## AIM:
Copy the rows from the first line through the line containing "tasks-heading: Задачи исследования:: [203, 662, 402, 686]", switching every "list-item" to "list-entry" and leaving everything else unchanged.

## DATA EXTRACT:
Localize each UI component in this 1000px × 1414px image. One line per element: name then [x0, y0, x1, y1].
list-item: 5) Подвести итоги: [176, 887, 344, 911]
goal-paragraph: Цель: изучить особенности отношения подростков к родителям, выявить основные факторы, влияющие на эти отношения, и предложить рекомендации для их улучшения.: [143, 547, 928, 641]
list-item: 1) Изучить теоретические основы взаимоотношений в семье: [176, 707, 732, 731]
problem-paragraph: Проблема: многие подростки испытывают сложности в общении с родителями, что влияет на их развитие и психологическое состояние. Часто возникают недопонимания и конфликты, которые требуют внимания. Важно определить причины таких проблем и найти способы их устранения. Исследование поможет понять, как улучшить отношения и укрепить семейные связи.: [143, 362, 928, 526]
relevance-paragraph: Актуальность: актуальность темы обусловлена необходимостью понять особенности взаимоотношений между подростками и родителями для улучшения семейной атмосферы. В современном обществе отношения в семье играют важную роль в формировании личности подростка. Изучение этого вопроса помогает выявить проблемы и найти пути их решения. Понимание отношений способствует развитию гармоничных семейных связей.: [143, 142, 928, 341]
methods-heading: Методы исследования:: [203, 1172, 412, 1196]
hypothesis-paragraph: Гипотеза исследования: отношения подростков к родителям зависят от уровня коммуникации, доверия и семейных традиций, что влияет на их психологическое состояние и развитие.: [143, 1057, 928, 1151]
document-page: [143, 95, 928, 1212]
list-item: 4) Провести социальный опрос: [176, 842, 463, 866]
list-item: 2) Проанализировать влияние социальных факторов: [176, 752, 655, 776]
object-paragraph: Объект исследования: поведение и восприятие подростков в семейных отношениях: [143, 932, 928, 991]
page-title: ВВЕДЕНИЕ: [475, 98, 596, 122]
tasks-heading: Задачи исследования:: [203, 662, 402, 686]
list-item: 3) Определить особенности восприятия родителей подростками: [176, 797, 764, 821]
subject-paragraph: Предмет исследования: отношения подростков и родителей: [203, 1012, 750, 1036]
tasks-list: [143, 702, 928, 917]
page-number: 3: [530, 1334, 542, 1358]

## PROBLEM SOLUTION:
Localize each UI component in this 1000px × 1414px image. One line per element: name then [x0, y0, x1, y1].
list-entry: 5) Подвести итоги: [176, 887, 344, 911]
goal-paragraph: Цель: изучить особенности отношения подростков к родителям, выявить основные факторы, влияющие на эти отношения, и предложить рекомендации для их улучшения.: [143, 547, 928, 641]
list-entry: 1) Изучить теоретические основы взаимоотношений в семье: [176, 707, 732, 731]
problem-paragraph: Проблема: многие подростки испытывают сложности в общении с родителями, что влияет на их развитие и психологическое состояние. Часто возникают недопонимания и конфликты, которые требуют внимания. Важно определить причины таких проблем и найти способы их устранения. Исследование поможет понять, как улучшить отношения и укрепить семейные связи.: [143, 362, 928, 526]
relevance-paragraph: Актуальность: актуальность темы обусловлена необходимостью понять особенности взаимоотношений между подростками и родителями для улучшения семейной атмосферы. В современном обществе отношения в семье играют важную роль в формировании личности подростка. Изучение этого вопроса помогает выявить проблемы и найти пути их решения. Понимание отношений способствует развитию гармоничных семейных связей.: [143, 142, 928, 341]
methods-heading: Методы исследования:: [203, 1172, 412, 1196]
hypothesis-paragraph: Гипотеза исследования: отношения подростков к родителям зависят от уровня коммуникации, доверия и семейных традиций, что влияет на их психологическое состояние и развитие.: [143, 1057, 928, 1151]
document-page: [143, 95, 928, 1212]
list-entry: 4) Провести социальный опрос: [176, 842, 463, 866]
list-entry: 2) Проанализировать влияние социальных факторов: [176, 752, 655, 776]
object-paragraph: Объект исследования: поведение и восприятие подростков в семейных отношениях: [143, 932, 928, 991]
page-title: ВВЕДЕНИЕ: [475, 98, 596, 122]
tasks-heading: Задачи исследования:: [203, 662, 402, 686]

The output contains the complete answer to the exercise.